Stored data
[BEGIN]
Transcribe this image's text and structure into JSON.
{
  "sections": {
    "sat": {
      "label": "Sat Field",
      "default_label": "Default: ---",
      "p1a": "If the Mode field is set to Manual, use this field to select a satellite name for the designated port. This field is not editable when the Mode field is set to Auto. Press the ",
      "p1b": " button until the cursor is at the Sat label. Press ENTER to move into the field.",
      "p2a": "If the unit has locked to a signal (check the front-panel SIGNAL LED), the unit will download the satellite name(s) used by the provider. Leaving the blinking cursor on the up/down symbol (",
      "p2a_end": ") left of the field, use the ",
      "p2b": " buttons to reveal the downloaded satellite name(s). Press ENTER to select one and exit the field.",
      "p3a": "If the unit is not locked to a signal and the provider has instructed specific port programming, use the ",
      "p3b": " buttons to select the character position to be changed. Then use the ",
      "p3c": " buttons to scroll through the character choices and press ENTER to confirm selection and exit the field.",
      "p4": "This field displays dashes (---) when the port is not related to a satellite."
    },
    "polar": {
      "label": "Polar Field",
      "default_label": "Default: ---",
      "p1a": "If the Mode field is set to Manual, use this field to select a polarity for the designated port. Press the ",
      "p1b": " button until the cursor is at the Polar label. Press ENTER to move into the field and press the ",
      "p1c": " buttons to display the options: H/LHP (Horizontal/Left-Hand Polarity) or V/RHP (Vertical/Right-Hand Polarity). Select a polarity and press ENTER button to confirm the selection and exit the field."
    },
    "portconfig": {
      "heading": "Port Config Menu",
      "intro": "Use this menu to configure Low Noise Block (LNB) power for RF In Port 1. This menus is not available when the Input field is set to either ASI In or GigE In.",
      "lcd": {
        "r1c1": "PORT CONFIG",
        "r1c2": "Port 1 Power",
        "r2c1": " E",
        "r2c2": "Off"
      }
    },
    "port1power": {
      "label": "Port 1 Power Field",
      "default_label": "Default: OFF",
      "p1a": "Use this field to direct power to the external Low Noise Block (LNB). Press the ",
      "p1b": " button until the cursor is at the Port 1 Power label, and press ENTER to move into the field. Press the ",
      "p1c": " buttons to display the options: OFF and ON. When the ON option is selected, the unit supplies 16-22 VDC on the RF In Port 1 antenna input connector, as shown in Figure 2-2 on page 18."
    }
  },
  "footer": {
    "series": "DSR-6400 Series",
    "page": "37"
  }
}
[END]
• [Work to complete]: Filter the data for the string "exit" and copy every line that has it.

• [Complete output]:
      "p2b": " buttons to reveal the downloaded satellite name(s). Press ENTER to select one and exit the field.",
      "p3c": " buttons to scroll through the character choices and press ENTER to confirm selection and exit the field.",
      "p1c": " buttons to display the options: H/LHP (Horizontal/Left-Hand Polarity) or V/RHP (Vertical/Right-Hand Polarity). Select a polarity and press ENTER button to confirm the selection and exit the field."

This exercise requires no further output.